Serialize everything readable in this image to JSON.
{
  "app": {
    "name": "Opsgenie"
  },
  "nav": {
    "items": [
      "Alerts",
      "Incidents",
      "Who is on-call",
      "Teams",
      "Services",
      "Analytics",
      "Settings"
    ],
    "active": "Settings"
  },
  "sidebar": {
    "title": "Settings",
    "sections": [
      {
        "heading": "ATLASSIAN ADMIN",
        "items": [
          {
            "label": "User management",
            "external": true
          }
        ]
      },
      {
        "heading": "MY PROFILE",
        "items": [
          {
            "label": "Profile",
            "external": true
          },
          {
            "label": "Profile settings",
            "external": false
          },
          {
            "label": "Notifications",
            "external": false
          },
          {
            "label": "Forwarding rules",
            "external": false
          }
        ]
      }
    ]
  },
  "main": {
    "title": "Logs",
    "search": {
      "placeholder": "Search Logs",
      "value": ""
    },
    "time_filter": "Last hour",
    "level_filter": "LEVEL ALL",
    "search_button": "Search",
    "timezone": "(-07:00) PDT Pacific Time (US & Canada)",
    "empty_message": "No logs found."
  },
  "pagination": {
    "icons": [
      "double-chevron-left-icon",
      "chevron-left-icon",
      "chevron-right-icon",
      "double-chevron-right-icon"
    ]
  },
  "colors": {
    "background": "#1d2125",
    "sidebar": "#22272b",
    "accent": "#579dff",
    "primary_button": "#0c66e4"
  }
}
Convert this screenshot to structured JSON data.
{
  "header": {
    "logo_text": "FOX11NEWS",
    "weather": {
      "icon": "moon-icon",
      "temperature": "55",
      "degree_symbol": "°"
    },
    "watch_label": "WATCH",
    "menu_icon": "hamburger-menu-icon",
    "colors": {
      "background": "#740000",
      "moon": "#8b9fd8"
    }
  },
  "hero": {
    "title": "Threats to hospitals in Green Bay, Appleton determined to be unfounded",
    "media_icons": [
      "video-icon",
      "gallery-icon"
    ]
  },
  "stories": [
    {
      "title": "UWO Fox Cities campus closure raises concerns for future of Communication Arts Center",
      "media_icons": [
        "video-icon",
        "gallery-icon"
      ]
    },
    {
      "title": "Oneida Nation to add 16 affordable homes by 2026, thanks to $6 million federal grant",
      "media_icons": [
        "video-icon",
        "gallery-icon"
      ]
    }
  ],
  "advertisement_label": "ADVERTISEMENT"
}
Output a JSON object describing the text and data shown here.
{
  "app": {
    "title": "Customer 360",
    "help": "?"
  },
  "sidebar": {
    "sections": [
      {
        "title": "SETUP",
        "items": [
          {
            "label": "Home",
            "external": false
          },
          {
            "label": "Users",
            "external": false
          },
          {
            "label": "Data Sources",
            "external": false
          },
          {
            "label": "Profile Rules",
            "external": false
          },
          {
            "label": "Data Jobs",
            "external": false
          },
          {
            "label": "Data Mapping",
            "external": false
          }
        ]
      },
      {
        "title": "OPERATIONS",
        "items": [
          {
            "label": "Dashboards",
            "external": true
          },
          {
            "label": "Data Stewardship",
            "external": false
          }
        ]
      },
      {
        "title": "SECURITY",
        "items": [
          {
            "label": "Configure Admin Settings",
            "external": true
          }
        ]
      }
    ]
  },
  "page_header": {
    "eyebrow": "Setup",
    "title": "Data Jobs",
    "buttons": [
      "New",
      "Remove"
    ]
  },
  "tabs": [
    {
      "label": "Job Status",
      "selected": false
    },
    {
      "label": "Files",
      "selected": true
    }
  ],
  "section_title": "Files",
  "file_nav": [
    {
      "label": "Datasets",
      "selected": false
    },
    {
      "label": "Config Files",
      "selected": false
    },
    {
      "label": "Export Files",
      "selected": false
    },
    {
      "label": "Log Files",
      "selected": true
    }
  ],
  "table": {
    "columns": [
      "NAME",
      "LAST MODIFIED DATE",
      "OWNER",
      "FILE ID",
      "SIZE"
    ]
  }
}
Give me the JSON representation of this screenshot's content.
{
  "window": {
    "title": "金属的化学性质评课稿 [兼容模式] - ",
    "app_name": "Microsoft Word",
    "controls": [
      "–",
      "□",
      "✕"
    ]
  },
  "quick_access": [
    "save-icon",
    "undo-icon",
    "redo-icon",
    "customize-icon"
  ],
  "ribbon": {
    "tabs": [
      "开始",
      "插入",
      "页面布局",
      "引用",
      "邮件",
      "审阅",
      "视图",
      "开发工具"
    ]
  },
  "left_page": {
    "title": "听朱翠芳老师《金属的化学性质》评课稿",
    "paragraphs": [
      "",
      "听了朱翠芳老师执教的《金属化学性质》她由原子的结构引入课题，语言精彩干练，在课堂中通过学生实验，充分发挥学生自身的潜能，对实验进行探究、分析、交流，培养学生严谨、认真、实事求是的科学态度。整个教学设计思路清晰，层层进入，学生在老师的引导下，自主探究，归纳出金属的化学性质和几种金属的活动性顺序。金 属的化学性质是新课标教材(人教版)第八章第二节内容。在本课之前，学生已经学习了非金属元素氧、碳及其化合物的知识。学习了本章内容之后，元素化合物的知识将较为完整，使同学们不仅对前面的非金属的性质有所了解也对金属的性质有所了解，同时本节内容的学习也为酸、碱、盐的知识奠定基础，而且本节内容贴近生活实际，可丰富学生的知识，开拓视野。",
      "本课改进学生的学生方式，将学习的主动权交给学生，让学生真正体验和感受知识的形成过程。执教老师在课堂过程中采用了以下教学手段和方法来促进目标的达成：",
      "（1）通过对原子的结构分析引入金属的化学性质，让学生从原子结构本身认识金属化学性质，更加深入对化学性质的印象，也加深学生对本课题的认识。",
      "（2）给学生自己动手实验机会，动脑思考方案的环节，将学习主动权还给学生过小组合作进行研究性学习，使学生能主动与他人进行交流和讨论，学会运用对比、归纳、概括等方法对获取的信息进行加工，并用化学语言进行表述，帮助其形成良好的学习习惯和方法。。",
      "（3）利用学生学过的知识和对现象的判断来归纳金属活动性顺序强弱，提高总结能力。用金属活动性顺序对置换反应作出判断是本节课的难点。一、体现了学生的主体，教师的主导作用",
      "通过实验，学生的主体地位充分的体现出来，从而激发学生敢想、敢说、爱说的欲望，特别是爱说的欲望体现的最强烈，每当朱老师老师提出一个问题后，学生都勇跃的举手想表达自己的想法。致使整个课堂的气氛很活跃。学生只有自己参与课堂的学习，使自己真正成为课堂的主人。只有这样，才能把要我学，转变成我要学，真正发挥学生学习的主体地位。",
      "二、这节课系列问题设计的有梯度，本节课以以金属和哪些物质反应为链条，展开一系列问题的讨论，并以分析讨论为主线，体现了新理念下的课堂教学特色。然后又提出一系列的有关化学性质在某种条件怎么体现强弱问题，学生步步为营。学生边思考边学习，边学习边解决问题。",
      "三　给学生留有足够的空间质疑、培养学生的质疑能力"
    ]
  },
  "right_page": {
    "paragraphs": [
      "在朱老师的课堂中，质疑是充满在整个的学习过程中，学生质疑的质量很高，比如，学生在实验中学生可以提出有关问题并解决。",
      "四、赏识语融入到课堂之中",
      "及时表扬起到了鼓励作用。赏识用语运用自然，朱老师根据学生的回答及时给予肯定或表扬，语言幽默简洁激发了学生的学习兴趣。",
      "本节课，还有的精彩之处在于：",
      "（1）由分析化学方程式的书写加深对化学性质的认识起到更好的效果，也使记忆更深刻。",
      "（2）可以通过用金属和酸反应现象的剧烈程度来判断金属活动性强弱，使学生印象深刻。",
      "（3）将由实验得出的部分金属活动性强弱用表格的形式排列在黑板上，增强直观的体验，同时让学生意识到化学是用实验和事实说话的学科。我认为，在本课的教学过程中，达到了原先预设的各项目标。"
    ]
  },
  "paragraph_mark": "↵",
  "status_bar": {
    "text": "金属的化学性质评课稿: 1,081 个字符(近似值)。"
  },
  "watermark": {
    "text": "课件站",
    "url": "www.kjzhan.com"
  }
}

+-------+

> _WHAT TO WORK ON_:
Reply with the number of lines in the material above that contain "double", and nothing more.

> _ANSWER TO THIS TASK_:
2